### [What you will do]
Return the complete listing that follows, with each line reproduced exactly.

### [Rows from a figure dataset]

· · ·

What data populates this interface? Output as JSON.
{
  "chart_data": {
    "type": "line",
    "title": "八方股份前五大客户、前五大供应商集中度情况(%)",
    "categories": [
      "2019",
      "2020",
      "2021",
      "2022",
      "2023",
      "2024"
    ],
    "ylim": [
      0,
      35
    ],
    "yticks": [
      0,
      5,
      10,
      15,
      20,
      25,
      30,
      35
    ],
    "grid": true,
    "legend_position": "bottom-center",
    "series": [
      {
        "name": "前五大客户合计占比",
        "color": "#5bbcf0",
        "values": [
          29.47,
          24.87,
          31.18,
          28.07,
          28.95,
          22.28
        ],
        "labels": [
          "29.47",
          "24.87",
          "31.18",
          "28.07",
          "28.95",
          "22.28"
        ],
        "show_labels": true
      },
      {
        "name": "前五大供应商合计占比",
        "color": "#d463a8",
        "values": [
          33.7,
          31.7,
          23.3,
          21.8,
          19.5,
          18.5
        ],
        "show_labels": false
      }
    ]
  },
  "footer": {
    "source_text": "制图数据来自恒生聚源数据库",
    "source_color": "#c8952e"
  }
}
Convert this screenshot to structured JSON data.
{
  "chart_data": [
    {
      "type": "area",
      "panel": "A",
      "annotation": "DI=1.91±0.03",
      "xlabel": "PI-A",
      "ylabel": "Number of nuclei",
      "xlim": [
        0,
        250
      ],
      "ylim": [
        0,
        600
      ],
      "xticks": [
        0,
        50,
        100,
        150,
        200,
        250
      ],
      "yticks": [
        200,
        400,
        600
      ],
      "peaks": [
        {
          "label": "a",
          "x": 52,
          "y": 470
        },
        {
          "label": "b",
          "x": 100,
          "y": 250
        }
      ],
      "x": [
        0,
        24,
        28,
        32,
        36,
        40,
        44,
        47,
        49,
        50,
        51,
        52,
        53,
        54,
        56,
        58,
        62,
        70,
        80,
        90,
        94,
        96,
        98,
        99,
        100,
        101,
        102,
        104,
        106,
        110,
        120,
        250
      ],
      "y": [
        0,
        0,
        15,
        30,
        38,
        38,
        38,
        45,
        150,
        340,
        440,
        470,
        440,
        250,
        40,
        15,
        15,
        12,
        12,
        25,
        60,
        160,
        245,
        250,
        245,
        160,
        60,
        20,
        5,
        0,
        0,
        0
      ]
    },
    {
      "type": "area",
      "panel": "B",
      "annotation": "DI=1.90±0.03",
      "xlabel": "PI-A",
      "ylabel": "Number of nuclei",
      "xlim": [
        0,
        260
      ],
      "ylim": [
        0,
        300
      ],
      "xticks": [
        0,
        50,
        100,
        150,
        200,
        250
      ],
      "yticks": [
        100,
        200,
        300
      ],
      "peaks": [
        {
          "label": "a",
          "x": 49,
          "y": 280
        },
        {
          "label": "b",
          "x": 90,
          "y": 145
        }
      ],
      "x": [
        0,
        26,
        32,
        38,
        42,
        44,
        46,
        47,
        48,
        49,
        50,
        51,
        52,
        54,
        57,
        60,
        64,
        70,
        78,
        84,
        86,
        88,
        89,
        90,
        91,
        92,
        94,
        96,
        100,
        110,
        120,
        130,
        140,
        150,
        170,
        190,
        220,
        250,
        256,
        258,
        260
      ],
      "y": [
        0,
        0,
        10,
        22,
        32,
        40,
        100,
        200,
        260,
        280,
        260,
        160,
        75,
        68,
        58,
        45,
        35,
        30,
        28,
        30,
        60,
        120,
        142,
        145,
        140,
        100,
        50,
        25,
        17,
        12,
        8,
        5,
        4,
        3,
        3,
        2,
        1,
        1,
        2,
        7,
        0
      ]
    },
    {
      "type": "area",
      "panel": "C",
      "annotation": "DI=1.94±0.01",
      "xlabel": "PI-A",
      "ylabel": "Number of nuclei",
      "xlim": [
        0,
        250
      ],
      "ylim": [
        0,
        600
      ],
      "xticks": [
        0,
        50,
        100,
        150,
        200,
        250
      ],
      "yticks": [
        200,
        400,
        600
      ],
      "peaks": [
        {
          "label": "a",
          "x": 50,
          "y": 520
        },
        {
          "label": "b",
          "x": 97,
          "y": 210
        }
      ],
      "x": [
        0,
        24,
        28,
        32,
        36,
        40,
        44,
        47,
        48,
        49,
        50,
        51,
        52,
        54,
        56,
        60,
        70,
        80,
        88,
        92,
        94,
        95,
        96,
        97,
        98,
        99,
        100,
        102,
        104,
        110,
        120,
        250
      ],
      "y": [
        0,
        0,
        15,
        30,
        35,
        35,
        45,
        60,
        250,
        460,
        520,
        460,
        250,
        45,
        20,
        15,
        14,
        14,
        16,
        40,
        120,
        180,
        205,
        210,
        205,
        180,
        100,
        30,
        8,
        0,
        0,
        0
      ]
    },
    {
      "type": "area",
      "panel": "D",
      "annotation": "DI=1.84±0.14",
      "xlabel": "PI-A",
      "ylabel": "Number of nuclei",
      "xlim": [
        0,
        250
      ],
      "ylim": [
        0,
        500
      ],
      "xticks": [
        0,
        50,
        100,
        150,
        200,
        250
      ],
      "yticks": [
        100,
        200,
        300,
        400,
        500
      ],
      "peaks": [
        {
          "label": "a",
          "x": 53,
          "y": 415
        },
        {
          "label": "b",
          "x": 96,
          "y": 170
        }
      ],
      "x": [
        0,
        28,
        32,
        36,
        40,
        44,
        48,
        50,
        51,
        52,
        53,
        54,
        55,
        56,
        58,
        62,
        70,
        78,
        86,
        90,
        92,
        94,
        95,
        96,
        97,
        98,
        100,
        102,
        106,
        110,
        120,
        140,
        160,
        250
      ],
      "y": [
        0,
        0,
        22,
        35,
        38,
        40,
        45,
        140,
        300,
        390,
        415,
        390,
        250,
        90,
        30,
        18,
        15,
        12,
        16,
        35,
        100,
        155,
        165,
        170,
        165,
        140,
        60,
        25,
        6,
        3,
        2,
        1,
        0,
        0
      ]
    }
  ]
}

· · ·

### [Exercise result]
What data populates this interface? Output as JSON.
{
  "chart_data": {
    "type": "line",
    "title": "八方股份前五大客户、前五大供应商集中度情况(%)",
    "categories": [
      "2019",
      "2020",
      "2021",
      "2022",
      "2023",
      "2024"
    ],
    "ylim": [
      0,
      35
    ],
    "yticks": [
      0,
      5,
      10,
      15,
      20,
      25,
      30,
      35
    ],
    "grid": true,
    "legend_position": "bottom-center",
    "series": [
      {
        "name": "前五大客户合计占比",
        "color": "#5bbcf0",
        "values": [
          29.47,
          24.87,
          31.18,
          28.07,
          28.95,
          22.28
        ],
        "labels": [
          "29.47",
          "24.87",
          "31.18",
          "28.07",
          "28.95",
          "22.28"
        ],
        "show_labels": true
      },
      {
        "name": "前五大供应商合计占比",
        "color": "#d463a8",
        "values": [
          33.7,
          31.7,
          23.3,
          21.8,
          19.5,
          18.5
        ],
        "show_labels": false
      }
    ]
  },
  "footer": {
    "source_text": "制图数据来自恒生聚源数据库",
    "source_color": "#c8952e"
  }
}
Convert this screenshot to structured JSON data.
{
  "chart_data": [
    {
      "type": "area",
      "panel": "A",
      "annotation": "DI=1.91±0.03",
      "xlabel": "PI-A",
      "ylabel": "Number of nuclei",
      "xlim": [
        0,
        250
      ],
      "ylim": [
        0,
        600
      ],
      "xticks": [
        0,
        50,
        100,
        150,
        200,
        250
      ],
      "yticks": [
        200,
        400,
        600
      ],
      "peaks": [
        {
          "label": "a",
          "x": 52,
          "y": 470
        },
        {
          "label": "b",
          "x": 100,
          "y": 250
        }
      ],
      "x": [
        0,
        24,
        28,
        32,
        36,
        40,
        44,
        47,
        49,
        50,
        51,
        52,
        53,
        54,
        56,
        58,
        62,
        70,
        80,
        90,
        94,
        96,
        98,
        99,
        100,
        101,
        102,
        104,
        106,
        110,
        120,
        250
      ],
      "y": [
        0,
        0,
        15,
        30,
        38,
        38,
        38,
        45,
        150,
        340,
        440,
        470,
        440,
        250,
        40,
        15,
        15,
        12,
        12,
        25,
        60,
        160,
        245,
        250,
        245,
        160,
        60,
        20,
        5,
        0,
        0,
        0
      ]
    },
    {
      "type": "area",
      "panel": "B",
      "annotation": "DI=1.90±0.03",
      "xlabel": "PI-A",
      "ylabel": "Number of nuclei",
      "xlim": [
        0,
        260
      ],
      "ylim": [
        0,
        300
      ],
      "xticks": [
        0,
        50,
        100,
        150,
        200,
        250
      ],
      "yticks": [
        100,
        200,
        300
      ],
      "peaks": [
        {
          "label": "a",
          "x": 49,
          "y": 280
        },
        {
          "label": "b",
          "x": 90,
          "y": 145
        }
      ],
      "x": [
        0,
        26,
        32,
        38,
        42,
        44,
        46,
        47,
        48,
        49,
        50,
        51,
        52,
        54,
        57,
        60,
        64,
        70,
        78,
        84,
        86,
        88,
        89,
        90,
        91,
        92,
        94,
        96,
        100,
        110,
        120,
        130,
        140,
        150,
        170,
        190,
        220,
        250,
        256,
        258,
        260
      ],
      "y": [
        0,
        0,
        10,
        22,
        32,
        40,
        100,
        200,
        260,
        280,
        260,
        160,
        75,
        68,
        58,
        45,
        35,
        30,
        28,
        30,
        60,
        120,
        142,
        145,
        140,
        100,
        50,
        25,
        17,
        12,
        8,
        5,
        4,
        3,
        3,
        2,
        1,
        1,
        2,
        7,
        0
      ]
    },
    {
      "type": "area",
      "panel": "C",
      "annotation": "DI=1.94±0.01",
      "xlabel": "PI-A",
      "ylabel": "Number of nuclei",
      "xlim": [
        0,
        250
      ],
      "ylim": [
        0,
        600
      ],
      "xticks": [
        0,
        50,
        100,
        150,
        200,
        250
      ],
      "yticks": [
        200,
        400,
        600
      ],
      "peaks": [
        {
          "label": "a",
          "x": 50,
          "y": 520
        },
        {
          "label": "b",
          "x": 97,
          "y": 210
        }
      ],
      "x": [
        0,
        24,
        28,
        32,
        36,
        40,
        44,
        47,
        48,
        49,
        50,
        51,
        52,
        54,
        56,
        60,
        70,
        80,
        88,
        92,
        94,
        95,
        96,
        97,
        98,
        99,
        100,
        102,
        104,
        110,
        120,
        250
      ],
      "y": [
        0,
        0,
        15,
        30,
        35,
        35,
        45,
        60,
        250,
        460,
        520,
        460,
        250,
        45,
        20,
        15,
        14,
        14,
        16,
        40,
        120,
        180,
        205,
        210,
        205,
        180,
        100,
        30,
        8,
        0,
        0,
        0
      ]
    },
    {
      "type": "area",
      "panel": "D",
      "annotation": "DI=1.84±0.14",
      "xlabel": "PI-A",
      "ylabel": "Number of nuclei",
      "xlim": [
        0,
        250
      ],
      "ylim": [
        0,
        500
      ],
      "xticks": [
        0,
        50,
        100,
        150,
        200,
        250
      ],
      "yticks": [
        100,
        200,
        300,
        400,
        500
      ],
      "peaks": [
        {
          "label": "a",
          "x": 53,
          "y": 415
        },
        {
          "label": "b",
          "x": 96,
          "y": 170
        }
      ],
      "x": [
        0,
        28,
        32,
        36,
        40,
        44,
        48,
        50,
        51,
        52,
        53,
        54,
        55,
        56,
        58,
        62,
        70,
        78,
        86,
        90,
        92,
        94,
        95,
        96,
        97,
        98,
        100,
        102,
        106,
        110,
        120,
        140,
        160,
        250
      ],
      "y": [
        0,
        0,
        22,
        35,
        38,
        40,
        45,
        140,
        300,
        390,
        415,
        390,
        250,
        90,
        30,
        18,
        15,
        12,
        16,
        35,
        100,
        155,
        165,
        170,
        165,
        140,
        60,
        25,
        6,
        3,
        2,
        1,
        0,
        0
      ]
    }
  ]
}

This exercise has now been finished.